▼▼▼

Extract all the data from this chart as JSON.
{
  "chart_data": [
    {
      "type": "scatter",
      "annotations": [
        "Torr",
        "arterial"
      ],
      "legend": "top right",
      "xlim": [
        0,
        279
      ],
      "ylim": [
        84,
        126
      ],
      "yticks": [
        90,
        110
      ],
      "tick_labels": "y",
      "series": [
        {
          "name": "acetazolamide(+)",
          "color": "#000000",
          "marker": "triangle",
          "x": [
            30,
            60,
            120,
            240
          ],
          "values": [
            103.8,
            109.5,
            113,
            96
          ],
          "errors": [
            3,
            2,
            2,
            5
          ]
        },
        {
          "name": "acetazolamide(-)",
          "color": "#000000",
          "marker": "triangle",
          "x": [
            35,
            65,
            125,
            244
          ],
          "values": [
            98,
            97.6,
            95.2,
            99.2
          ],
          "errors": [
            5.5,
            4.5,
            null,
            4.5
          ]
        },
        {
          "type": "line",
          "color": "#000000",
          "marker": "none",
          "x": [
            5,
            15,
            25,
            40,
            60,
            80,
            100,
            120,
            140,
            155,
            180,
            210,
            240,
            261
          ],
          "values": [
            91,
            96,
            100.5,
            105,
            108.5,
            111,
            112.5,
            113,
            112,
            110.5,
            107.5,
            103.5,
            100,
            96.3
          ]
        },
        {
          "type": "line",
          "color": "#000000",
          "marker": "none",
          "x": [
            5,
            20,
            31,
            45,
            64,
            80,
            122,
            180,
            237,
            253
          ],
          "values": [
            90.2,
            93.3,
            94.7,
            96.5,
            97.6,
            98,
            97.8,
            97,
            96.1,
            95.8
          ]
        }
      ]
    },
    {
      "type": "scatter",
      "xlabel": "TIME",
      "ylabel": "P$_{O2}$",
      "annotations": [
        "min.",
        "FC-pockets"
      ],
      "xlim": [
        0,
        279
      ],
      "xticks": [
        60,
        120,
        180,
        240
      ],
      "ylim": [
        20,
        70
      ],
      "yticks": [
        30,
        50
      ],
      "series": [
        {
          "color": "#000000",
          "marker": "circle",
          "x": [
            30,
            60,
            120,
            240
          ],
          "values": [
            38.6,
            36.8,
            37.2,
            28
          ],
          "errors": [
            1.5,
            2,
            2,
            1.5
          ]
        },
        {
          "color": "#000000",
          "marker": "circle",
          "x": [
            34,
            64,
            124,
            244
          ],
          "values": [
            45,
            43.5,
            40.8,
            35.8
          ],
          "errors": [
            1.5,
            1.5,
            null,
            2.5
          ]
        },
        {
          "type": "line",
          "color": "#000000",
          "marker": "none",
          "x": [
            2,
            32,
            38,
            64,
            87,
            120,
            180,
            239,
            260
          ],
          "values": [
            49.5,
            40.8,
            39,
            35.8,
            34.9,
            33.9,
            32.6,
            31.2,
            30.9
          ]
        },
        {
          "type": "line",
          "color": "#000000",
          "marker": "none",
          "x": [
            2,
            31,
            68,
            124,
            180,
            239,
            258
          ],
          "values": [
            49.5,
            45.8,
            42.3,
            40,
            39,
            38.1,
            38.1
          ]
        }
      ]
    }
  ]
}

▲▲▲

**DO THIS:** Copy all the records above precisely.

**THE COMPLETED TASK:**
Extract all the data from this chart as JSON.
{
  "chart_data": [
    {
      "type": "scatter",
      "annotations": [
        "Torr",
        "arterial"
      ],
      "legend": "top right",
      "xlim": [
        0,
        279
      ],
      "ylim": [
        84,
        126
      ],
      "yticks": [
        90,
        110
      ],
      "tick_labels": "y",
      "series": [
        {
          "name": "acetazolamide(+)",
          "color": "#000000",
          "marker": "triangle",
          "x": [
            30,
            60,
            120,
            240
          ],
          "values": [
            103.8,
            109.5,
            113,
            96
          ],
          "errors": [
            3,
            2,
            2,
            5
          ]
        },
        {
          "name": "acetazolamide(-)",
          "color": "#000000",
          "marker": "triangle",
          "x": [
            35,
            65,
            125,
            244
          ],
          "values": [
            98,
            97.6,
            95.2,
            99.2
          ],
          "errors": [
            5.5,
            4.5,
            null,
            4.5
          ]
        },
        {
          "type": "line",
          "color": "#000000",
          "marker": "none",
          "x": [
            5,
            15,
            25,
            40,
            60,
            80,
            100,
            120,
            140,
            155,
            180,
            210,
            240,
            261
          ],
          "values": [
            91,
            96,
            100.5,
            105,
            108.5,
            111,
            112.5,
            113,
            112,
            110.5,
            107.5,
            103.5,
            100,
            96.3
          ]
        },
        {
          "type": "line",
          "color": "#000000",
          "marker": "none",
          "x": [
            5,
            20,
            31,
            45,
            64,
            80,
            122,
            180,
            237,
            253
          ],
          "values": [
            90.2,
            93.3,
            94.7,
            96.5,
            97.6,
            98,
            97.8,
            97,
            96.1,
            95.8
          ]
        }
      ]
    },
    {
      "type": "scatter",
      "xlabel": "TIME",
      "ylabel": "P$_{O2}$",
      "annotations": [
        "min.",
        "FC-pockets"
      ],
      "xlim": [
        0,
        279
      ],
      "xticks": [
        60,
        120,
        180,
        240
      ],
      "ylim": [
        20,
        70
      ],
      "yticks": [
        30,
        50
      ],
      "series": [
        {
          "color": "#000000",
          "marker": "circle",
          "x": [
            30,
            60,
            120,
            240
          ],
          "values": [
            38.6,
            36.8,
            37.2,
            28
          ],
          "errors": [
            1.5,
            2,
            2,
            1.5
          ]
        },
        {
          "color": "#000000",
          "marker": "circle",
          "x": [
            34,
            64,
            124,
            244
          ],
          "values": [
            45,
            43.5,
            40.8,
            35.8
          ],
          "errors": [
            1.5,
            1.5,
            null,
            2.5
          ]
        },
        {
          "type": "line",
          "color": "#000000",
          "marker": "none",
          "x": [
            2,
            32,
            38,
            64,
            87,
            120,
            180,
            239,
            260
          ],
          "values": [
            49.5,
            40.8,
            39,
            35.8,
            34.9,
            33.9,
            32.6,
            31.2,
            30.9
          ]
        },
        {
          "type": "line",
          "color": "#000000",
          "marker": "none",
          "x": [
            2,
            31,
            68,
            124,
            180,
            239,
            258
          ],
          "values": [
            49.5,
            45.8,
            42.3,
            40,
            39,
            38.1,
            38.1
          ]
        }
      ]
    }
  ]
}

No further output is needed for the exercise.